- [YOUR INSTRUCTIONS]
Reproduce every entry in the listing without alteration.

- [INPUT RECORDS]
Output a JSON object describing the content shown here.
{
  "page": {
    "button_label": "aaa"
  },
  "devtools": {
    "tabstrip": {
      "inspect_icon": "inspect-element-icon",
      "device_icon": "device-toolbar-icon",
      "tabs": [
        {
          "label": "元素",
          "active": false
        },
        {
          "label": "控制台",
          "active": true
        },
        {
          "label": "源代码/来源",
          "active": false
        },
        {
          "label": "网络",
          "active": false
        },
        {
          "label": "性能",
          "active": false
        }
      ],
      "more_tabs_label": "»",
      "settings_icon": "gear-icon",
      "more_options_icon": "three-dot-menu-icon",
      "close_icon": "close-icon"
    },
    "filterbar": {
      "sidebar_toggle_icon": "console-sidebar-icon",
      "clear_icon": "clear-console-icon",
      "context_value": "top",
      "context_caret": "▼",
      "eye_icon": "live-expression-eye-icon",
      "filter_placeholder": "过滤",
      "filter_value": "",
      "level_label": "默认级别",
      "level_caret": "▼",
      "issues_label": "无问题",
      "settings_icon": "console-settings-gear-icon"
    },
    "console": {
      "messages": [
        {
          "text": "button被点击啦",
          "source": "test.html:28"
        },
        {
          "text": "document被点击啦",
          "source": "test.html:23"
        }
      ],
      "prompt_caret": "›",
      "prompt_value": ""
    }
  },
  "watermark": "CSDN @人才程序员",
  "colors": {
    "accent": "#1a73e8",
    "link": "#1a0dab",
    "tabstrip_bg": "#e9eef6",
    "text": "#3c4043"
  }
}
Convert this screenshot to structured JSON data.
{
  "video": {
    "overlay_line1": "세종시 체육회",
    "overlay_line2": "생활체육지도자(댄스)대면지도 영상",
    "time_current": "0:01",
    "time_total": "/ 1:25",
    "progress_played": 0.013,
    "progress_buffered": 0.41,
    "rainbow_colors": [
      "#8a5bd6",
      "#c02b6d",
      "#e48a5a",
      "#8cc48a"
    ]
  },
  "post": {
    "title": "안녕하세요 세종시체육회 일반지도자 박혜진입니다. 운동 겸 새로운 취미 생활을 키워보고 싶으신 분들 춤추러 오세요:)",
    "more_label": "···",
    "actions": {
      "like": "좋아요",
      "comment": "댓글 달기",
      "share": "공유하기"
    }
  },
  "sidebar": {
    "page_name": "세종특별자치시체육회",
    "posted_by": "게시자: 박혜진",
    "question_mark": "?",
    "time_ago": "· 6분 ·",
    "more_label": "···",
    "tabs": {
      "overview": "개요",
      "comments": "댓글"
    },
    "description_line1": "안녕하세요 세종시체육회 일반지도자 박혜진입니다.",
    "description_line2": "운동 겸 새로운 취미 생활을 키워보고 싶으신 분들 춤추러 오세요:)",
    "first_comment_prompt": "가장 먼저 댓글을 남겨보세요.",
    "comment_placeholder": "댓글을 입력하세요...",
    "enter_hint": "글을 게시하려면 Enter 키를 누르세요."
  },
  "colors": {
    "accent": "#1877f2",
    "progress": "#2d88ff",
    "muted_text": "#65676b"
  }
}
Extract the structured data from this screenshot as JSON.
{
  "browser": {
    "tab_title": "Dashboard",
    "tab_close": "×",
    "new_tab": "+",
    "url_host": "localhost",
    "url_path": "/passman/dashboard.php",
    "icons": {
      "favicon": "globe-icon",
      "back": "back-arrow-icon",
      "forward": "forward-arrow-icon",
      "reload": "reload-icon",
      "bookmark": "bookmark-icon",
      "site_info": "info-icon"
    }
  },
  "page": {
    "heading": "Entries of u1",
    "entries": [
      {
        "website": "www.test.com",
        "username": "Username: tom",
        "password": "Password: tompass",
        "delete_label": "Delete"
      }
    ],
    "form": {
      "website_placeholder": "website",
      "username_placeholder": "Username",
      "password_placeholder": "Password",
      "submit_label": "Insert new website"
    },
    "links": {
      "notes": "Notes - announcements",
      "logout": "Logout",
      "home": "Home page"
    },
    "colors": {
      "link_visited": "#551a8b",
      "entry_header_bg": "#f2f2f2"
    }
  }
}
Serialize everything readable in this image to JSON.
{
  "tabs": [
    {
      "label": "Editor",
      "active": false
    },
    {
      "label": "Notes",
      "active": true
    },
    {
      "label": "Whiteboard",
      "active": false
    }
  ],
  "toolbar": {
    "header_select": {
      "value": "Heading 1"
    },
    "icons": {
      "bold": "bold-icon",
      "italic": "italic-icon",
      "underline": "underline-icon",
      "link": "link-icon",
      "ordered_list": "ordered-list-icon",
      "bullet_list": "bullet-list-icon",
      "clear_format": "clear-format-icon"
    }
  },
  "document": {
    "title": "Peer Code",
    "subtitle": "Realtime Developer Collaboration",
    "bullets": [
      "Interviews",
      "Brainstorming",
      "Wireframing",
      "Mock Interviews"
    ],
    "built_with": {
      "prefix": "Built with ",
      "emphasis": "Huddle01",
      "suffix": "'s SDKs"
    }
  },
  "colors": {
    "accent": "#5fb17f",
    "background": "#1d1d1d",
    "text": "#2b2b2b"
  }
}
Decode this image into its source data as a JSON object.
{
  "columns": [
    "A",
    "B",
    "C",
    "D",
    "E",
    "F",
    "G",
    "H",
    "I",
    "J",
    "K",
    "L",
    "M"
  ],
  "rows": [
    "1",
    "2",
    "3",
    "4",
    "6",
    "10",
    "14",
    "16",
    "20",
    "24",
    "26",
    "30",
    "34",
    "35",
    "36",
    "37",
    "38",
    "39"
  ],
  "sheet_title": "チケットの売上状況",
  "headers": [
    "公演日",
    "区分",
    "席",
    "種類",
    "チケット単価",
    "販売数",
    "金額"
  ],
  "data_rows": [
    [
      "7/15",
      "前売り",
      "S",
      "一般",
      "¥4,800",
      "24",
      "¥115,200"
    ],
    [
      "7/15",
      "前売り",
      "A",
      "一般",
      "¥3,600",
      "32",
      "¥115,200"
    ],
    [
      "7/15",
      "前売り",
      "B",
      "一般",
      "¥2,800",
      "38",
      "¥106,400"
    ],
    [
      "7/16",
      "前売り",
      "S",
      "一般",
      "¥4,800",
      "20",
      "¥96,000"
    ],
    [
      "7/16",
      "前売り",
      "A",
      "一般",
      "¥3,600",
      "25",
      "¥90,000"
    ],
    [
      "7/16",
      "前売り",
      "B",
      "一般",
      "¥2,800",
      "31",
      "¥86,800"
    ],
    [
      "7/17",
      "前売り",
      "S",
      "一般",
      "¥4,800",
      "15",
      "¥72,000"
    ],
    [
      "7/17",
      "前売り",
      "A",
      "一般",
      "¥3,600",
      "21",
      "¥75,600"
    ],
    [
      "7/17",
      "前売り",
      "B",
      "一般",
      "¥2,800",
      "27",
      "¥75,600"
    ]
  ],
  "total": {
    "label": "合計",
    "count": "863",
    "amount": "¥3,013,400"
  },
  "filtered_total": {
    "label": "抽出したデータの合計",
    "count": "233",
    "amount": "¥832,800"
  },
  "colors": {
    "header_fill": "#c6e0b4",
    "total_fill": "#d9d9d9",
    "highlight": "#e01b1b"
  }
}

- [FINISHED TASK]
Output a JSON object describing the content shown here.
{
  "page": {
    "button_label": "aaa"
  },
  "devtools": {
    "tabstrip": {
      "inspect_icon": "inspect-element-icon",
      "device_icon": "device-toolbar-icon",
      "tabs": [
        {
          "label": "元素",
          "active": false
        },
        {
          "label": "控制台",
          "active": true
        },
        {
          "label": "源代码/来源",
          "active": false
        },
        {
          "label": "网络",
          "active": false
        },
        {
          "label": "性能",
          "active": false
        }
      ],
      "more_tabs_label": "»",
      "settings_icon": "gear-icon",
      "more_options_icon": "three-dot-menu-icon",
      "close_icon": "close-icon"
    },
    "filterbar": {
      "sidebar_toggle_icon": "console-sidebar-icon",
      "clear_icon": "clear-console-icon",
      "context_value": "top",
      "context_caret": "▼",
      "eye_icon": "live-expression-eye-icon",
      "filter_placeholder": "过滤",
      "filter_value": "",
      "level_label": "默认级别",
      "level_caret": "▼",
      "issues_label": "无问题",
      "settings_icon": "console-settings-gear-icon"
    },
    "console": {
      "messages": [
        {
          "text": "button被点击啦",
          "source": "test.html:28"
        },
        {
          "text": "document被点击啦",
          "source": "test.html:23"
        }
      ],
      "prompt_caret": "›",
      "prompt_value": ""
    }
  },
  "watermark": "CSDN @人才程序员",
  "colors": {
    "accent": "#1a73e8",
    "link": "#1a0dab",
    "tabstrip_bg": "#e9eef6",
    "text": "#3c4043"
  }
}
Convert this screenshot to structured JSON data.
{
  "video": {
    "overlay_line1": "세종시 체육회",
    "overlay_line2": "생활체육지도자(댄스)대면지도 영상",
    "time_current": "0:01",
    "time_total": "/ 1:25",
    "progress_played": 0.013,
    "progress_buffered": 0.41,
    "rainbow_colors": [
      "#8a5bd6",
      "#c02b6d",
      "#e48a5a",
      "#8cc48a"
    ]
  },
  "post": {
    "title": "안녕하세요 세종시체육회 일반지도자 박혜진입니다. 운동 겸 새로운 취미 생활을 키워보고 싶으신 분들 춤추러 오세요:)",
    "more_label": "···",
    "actions": {
      "like": "좋아요",
      "comment": "댓글 달기",
      "share": "공유하기"
    }
  },
  "sidebar": {
    "page_name": "세종특별자치시체육회",
    "posted_by": "게시자: 박혜진",
    "question_mark": "?",
    "time_ago": "· 6분 ·",
    "more_label": "···",
    "tabs": {
      "overview": "개요",
      "comments": "댓글"
    },
    "description_line1": "안녕하세요 세종시체육회 일반지도자 박혜진입니다.",
    "description_line2": "운동 겸 새로운 취미 생활을 키워보고 싶으신 분들 춤추러 오세요:)",
    "first_comment_prompt": "가장 먼저 댓글을 남겨보세요.",
    "comment_placeholder": "댓글을 입력하세요...",
    "enter_hint": "글을 게시하려면 Enter 키를 누르세요."
  },
  "colors": {
    "accent": "#1877f2",
    "progress": "#2d88ff",
    "muted_text": "#65676b"
  }
}
Extract the structured data from this screenshot as JSON.
{
  "browser": {
    "tab_title": "Dashboard",
    "tab_close": "×",
    "new_tab": "+",
    "url_host": "localhost",
    "url_path": "/passman/dashboard.php",
    "icons": {
      "favicon": "globe-icon",
      "back": "back-arrow-icon",
      "forward": "forward-arrow-icon",
      "reload": "reload-icon",
      "bookmark": "bookmark-icon",
      "site_info": "info-icon"
    }
  },
  "page": {
    "heading": "Entries of u1",
    "entries": [
      {
        "website": "www.test.com",
        "username": "Username: tom",
        "password": "Password: tompass",
        "delete_label": "Delete"
      }
    ],
    "form": {
      "website_placeholder": "website",
      "username_placeholder": "Username",
      "password_placeholder": "Password",
      "submit_label": "Insert new website"
    },
    "links": {
      "notes": "Notes - announcements",
      "logout": "Logout",
      "home": "Home page"
    },
    "colors": {
      "link_visited": "#551a8b",
      "entry_header_bg": "#f2f2f2"
    }
  }
}
Serialize everything readable in this image to JSON.
{
  "tabs": [
    {
      "label": "Editor",
      "active": false
    },
    {
      "label": "Notes",
      "active": true
    },
    {
      "label": "Whiteboard",
      "active": false
    }
  ],
  "toolbar": {
    "header_select": {
      "value": "Heading 1"
    },
    "icons": {
      "bold": "bold-icon",
      "italic": "italic-icon",
      "underline": "underline-icon",
      "link": "link-icon",
      "ordered_list": "ordered-list-icon",
      "bullet_list": "bullet-list-icon",
      "clear_format": "clear-format-icon"
    }
  },
  "document": {
    "title": "Peer Code",
    "subtitle": "Realtime Developer Collaboration",
    "bullets": [
      "Interviews",
      "Brainstorming",
      "Wireframing",
      "Mock Interviews"
    ],
    "built_with": {
      "prefix": "Built with ",
      "emphasis": "Huddle01",
      "suffix": "'s SDKs"
    }
  },
  "colors": {
    "accent": "#5fb17f",
    "background": "#1d1d1d",
    "text": "#2b2b2b"
  }
}
Decode this image into its source data as a JSON object.
{
  "columns": [
    "A",
    "B",
    "C",
    "D",
    "E",
    "F",
    "G",
    "H",
    "I",
    "J",
    "K",
    "L",
    "M"
  ],
  "rows": [
    "1",
    "2",
    "3",
    "4",
    "6",
    "10",
    "14",
    "16",
    "20",
    "24",
    "26",
    "30",
    "34",
    "35",
    "36",
    "37",
    "38",
    "39"
  ],
  "sheet_title": "チケットの売上状況",
  "headers": [
    "公演日",
    "区分",
    "席",
    "種類",
    "チケット単価",
    "販売数",
    "金額"
  ],
  "data_rows": [
    [
      "7/15",
      "前売り",
      "S",
      "一般",
      "¥4,800",
      "24",
      "¥115,200"
    ],
    [
      "7/15",
      "前売り",
      "A",
      "一般",
      "¥3,600",
      "32",
      "¥115,200"
    ],
    [
      "7/15",
      "前売り",
      "B",
      "一般",
      "¥2,800",
      "38",
      "¥106,400"
    ],
    [
      "7/16",
      "前売り",
      "S",
      "一般",
      "¥4,800",
      "20",
      "¥96,000"
    ],
    [
      "7/16",
      "前売り",
      "A",
      "一般",
      "¥3,600",
      "25",
      "¥90,000"
    ],
    [
      "7/16",
      "前売り",
      "B",
      "一般",
      "¥2,800",
      "31",
      "¥86,800"
    ],
    [
      "7/17",
      "前売り",
      "S",
      "一般",
      "¥4,800",
      "15",
      "¥72,000"
    ],
    [
      "7/17",
      "前売り",
      "A",
      "一般",
      "¥3,600",
      "21",
      "¥75,600"
    ],
    [
      "7/17",
      "前売り",
      "B",
      "一般",
      "¥2,800",
      "27",
      "¥75,600"
    ]
  ],
  "total": {
    "label": "合計",
    "count": "863",
    "amount": "¥3,013,400"
  },
  "filtered_total": {
    "label": "抽出したデータの合計",
    "count": "233",
    "amount": "¥832,800"
  },
  "colors": {
    "header_fill": "#c6e0b4",
    "total_fill": "#d9d9d9",
    "highlight": "#e01b1b"
  }
}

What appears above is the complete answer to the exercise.